(Saved data entries)
__________________________________________________

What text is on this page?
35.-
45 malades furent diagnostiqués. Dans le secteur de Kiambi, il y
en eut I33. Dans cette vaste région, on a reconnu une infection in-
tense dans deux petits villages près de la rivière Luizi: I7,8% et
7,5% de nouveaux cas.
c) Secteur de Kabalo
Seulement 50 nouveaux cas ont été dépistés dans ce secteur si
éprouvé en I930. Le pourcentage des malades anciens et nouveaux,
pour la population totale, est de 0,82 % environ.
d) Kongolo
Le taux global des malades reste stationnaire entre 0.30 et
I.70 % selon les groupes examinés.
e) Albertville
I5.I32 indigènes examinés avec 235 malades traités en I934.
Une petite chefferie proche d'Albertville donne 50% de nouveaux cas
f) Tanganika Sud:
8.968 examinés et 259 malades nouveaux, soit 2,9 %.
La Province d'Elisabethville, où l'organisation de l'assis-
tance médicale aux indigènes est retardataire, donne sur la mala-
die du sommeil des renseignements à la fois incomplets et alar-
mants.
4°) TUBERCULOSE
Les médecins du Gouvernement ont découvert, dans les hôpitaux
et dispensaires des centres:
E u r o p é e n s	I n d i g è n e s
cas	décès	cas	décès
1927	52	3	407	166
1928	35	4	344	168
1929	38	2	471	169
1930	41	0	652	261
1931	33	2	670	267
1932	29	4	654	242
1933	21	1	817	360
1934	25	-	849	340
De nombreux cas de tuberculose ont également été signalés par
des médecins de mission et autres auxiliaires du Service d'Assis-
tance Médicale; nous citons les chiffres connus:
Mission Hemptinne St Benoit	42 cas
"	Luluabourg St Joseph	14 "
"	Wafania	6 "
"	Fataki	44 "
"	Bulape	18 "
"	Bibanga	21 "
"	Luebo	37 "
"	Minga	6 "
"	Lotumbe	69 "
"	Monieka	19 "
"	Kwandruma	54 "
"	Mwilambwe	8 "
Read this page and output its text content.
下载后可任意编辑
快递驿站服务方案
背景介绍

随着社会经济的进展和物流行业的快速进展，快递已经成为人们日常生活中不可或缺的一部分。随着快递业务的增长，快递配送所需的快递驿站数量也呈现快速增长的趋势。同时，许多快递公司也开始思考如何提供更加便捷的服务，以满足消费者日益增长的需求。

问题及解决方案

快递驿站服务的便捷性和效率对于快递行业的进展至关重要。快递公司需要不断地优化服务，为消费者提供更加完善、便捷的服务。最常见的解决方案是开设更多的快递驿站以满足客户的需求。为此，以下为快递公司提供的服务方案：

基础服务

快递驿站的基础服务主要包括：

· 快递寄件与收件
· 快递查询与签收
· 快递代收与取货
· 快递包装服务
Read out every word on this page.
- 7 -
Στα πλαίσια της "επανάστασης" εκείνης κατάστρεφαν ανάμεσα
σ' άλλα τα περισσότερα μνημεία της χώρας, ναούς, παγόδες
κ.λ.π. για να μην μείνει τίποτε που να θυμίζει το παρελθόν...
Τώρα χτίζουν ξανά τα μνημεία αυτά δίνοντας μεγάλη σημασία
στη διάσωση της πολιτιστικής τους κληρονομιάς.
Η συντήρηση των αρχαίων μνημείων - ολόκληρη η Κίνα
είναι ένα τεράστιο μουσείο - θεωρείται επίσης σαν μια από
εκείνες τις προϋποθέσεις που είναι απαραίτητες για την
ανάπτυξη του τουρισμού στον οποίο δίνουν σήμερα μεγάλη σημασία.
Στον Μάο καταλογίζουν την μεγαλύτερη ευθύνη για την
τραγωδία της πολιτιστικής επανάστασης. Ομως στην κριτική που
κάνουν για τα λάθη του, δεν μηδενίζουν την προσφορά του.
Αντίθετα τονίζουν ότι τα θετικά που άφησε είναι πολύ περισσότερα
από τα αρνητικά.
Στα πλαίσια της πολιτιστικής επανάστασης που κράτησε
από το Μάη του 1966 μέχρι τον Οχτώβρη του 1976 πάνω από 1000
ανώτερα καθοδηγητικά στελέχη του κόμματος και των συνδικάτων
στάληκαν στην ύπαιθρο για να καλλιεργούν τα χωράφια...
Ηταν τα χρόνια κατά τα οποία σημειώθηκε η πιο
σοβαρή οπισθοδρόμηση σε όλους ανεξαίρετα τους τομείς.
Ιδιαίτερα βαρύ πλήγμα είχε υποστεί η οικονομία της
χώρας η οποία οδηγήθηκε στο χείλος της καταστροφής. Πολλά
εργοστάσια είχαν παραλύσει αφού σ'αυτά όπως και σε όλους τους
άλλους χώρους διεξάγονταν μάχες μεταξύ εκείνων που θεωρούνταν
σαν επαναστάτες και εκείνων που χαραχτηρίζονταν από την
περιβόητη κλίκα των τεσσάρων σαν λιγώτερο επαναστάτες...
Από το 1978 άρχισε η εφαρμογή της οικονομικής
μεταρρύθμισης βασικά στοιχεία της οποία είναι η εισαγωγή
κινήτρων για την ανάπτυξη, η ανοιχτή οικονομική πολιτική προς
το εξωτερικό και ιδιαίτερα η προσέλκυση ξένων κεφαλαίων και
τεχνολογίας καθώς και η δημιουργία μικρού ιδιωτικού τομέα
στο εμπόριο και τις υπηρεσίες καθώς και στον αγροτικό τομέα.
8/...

__________________________________________________

## Work required
Copy every line in the entries above that has the string "this" in it.

## Exercise answer
What text is on this page?
Read this page and output its text content.
Read out every word on this page.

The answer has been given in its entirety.